Saved entries:
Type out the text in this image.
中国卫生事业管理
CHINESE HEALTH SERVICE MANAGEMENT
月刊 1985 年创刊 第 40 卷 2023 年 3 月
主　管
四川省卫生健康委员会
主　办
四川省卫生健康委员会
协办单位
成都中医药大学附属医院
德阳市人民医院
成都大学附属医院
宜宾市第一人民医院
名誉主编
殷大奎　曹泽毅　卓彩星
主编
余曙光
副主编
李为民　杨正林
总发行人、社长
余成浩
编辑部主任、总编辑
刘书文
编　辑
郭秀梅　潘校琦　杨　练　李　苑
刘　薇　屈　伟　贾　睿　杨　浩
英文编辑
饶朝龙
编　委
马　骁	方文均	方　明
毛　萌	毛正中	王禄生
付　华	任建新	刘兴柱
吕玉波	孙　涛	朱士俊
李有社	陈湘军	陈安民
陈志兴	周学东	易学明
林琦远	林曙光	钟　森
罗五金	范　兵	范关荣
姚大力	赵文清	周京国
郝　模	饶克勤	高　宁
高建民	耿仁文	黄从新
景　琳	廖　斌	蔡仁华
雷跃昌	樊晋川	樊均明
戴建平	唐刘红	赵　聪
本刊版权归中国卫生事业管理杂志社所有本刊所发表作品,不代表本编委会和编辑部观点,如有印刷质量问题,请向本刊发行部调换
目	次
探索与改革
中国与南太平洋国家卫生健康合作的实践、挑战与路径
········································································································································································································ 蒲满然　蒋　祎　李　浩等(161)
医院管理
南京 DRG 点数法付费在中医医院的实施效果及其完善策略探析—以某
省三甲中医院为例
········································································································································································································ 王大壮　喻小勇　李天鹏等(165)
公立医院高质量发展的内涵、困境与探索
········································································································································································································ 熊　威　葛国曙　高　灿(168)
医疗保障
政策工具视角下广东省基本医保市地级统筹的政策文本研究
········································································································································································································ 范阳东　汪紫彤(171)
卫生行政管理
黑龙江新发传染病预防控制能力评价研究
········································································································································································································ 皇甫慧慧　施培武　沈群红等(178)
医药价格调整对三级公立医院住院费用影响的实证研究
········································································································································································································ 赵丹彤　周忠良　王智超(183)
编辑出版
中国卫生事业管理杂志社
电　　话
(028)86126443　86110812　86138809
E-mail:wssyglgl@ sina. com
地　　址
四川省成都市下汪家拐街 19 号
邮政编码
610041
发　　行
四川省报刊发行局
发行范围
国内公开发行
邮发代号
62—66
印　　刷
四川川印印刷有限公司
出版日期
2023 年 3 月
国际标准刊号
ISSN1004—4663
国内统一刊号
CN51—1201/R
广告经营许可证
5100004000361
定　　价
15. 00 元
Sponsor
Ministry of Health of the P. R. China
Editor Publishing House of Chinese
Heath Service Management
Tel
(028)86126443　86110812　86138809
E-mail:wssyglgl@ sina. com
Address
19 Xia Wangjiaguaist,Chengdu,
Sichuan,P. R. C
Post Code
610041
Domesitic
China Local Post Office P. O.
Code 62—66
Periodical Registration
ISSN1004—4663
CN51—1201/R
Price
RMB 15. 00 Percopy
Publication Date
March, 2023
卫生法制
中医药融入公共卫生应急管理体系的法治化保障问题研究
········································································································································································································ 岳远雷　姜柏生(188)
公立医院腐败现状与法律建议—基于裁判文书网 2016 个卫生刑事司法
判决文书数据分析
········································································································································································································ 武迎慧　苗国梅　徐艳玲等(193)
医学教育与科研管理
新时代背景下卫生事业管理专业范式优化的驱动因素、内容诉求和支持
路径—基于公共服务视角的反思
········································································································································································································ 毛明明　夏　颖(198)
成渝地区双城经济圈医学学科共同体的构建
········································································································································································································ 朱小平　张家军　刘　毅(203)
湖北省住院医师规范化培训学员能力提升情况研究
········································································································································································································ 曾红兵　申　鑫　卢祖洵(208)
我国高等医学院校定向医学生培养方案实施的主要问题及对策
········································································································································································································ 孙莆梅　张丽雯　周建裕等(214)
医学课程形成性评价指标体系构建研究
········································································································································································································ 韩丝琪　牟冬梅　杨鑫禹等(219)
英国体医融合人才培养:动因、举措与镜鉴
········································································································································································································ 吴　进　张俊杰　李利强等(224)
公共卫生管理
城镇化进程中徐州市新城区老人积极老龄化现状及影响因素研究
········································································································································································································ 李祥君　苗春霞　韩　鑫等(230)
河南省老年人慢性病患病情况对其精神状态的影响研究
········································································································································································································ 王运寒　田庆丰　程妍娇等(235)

* WHAT TO PRODUCE
Transcribe all of the material exactly. Omit nothing.

* REPLY TO THE EXERCISE
Type out the text in this image.
中国卫生事业管理
CHINESE HEALTH SERVICE MANAGEMENT
月刊 1985 年创刊 第 40 卷 2023 年 3 月
主　管
四川省卫生健康委员会
主　办
四川省卫生健康委员会
协办单位
成都中医药大学附属医院
德阳市人民医院
成都大学附属医院
宜宾市第一人民医院
名誉主编
殷大奎　曹泽毅　卓彩星
主编
余曙光
副主编
李为民　杨正林
总发行人、社长
余成浩
编辑部主任、总编辑
刘书文
编　辑
郭秀梅　潘校琦　杨　练　李　苑
刘　薇　屈　伟　贾　睿　杨　浩
英文编辑
饶朝龙
编　委
马　骁	方文均	方　明
毛　萌	毛正中	王禄生
付　华	任建新	刘兴柱
吕玉波	孙　涛	朱士俊
李有社	陈湘军	陈安民
陈志兴	周学东	易学明
林琦远	林曙光	钟　森
罗五金	范　兵	范关荣
姚大力	赵文清	周京国
郝　模	饶克勤	高　宁
高建民	耿仁文	黄从新
景　琳	廖　斌	蔡仁华
雷跃昌	樊晋川	樊均明
戴建平	唐刘红	赵　聪
本刊版权归中国卫生事业管理杂志社所有本刊所发表作品,不代表本编委会和编辑部观点,如有印刷质量问题,请向本刊发行部调换
目	次
探索与改革
中国与南太平洋国家卫生健康合作的实践、挑战与路径
········································································································································································································ 蒲满然　蒋　祎　李　浩等(161)
医院管理
南京 DRG 点数法付费在中医医院的实施效果及其完善策略探析—以某
省三甲中医院为例
········································································································································································································ 王大壮　喻小勇　李天鹏等(165)
公立医院高质量发展的内涵、困境与探索
········································································································································································································ 熊　威　葛国曙　高　灿(168)
医疗保障
政策工具视角下广东省基本医保市地级统筹的政策文本研究
········································································································································································································ 范阳东　汪紫彤(171)
卫生行政管理
黑龙江新发传染病预防控制能力评价研究
········································································································································································································ 皇甫慧慧　施培武　沈群红等(178)
医药价格调整对三级公立医院住院费用影响的实证研究
········································································································································································································ 赵丹彤　周忠良　王智超(183)
编辑出版
中国卫生事业管理杂志社
电　　话
(028)86126443　86110812　86138809
E-mail:wssyglgl@ sina. com
地　　址
四川省成都市下汪家拐街 19 号
邮政编码
610041
发　　行
四川省报刊发行局
发行范围
国内公开发行
邮发代号
62—66
印　　刷
四川川印印刷有限公司
出版日期
2023 年 3 月
国际标准刊号
ISSN1004—4663
国内统一刊号
CN51—1201/R
广告经营许可证
5100004000361
定　　价
15. 00 元
Sponsor
Ministry of Health of the P. R. China
Editor Publishing House of Chinese
Heath Service Management
Tel
(028)86126443　86110812　86138809
E-mail:wssyglgl@ sina. com
Address
19 Xia Wangjiaguaist,Chengdu,
Sichuan,P. R. C
Post Code
610041
Domesitic
China Local Post Office P. O.
Code 62—66
Periodical Registration
ISSN1004—4663
CN51—1201/R
Price
RMB 15. 00 Percopy
Publication Date
March, 2023
卫生法制
中医药融入公共卫生应急管理体系的法治化保障问题研究
········································································································································································································ 岳远雷　姜柏生(188)
公立医院腐败现状与法律建议—基于裁判文书网 2016 个卫生刑事司法
判决文书数据分析
········································································································································································································ 武迎慧　苗国梅　徐艳玲等(193)
医学教育与科研管理
新时代背景下卫生事业管理专业范式优化的驱动因素、内容诉求和支持
路径—基于公共服务视角的反思
········································································································································································································ 毛明明　夏　颖(198)
成渝地区双城经济圈医学学科共同体的构建
········································································································································································································ 朱小平　张家军　刘　毅(203)
湖北省住院医师规范化培训学员能力提升情况研究
········································································································································································································ 曾红兵　申　鑫　卢祖洵(208)
我国高等医学院校定向医学生培养方案实施的主要问题及对策
········································································································································································································ 孙莆梅　张丽雯　周建裕等(214)
医学课程形成性评价指标体系构建研究
········································································································································································································ 韩丝琪　牟冬梅　杨鑫禹等(219)
英国体医融合人才培养:动因、举措与镜鉴
········································································································································································································ 吴　进　张俊杰　李利强等(224)
公共卫生管理
城镇化进程中徐州市新城区老人积极老龄化现状及影响因素研究
········································································································································································································ 李祥君　苗春霞　韩　鑫等(230)
河南省老年人慢性病患病情况对其精神状态的影响研究
········································································································································································································ 王运寒　田庆丰　程妍娇等(235)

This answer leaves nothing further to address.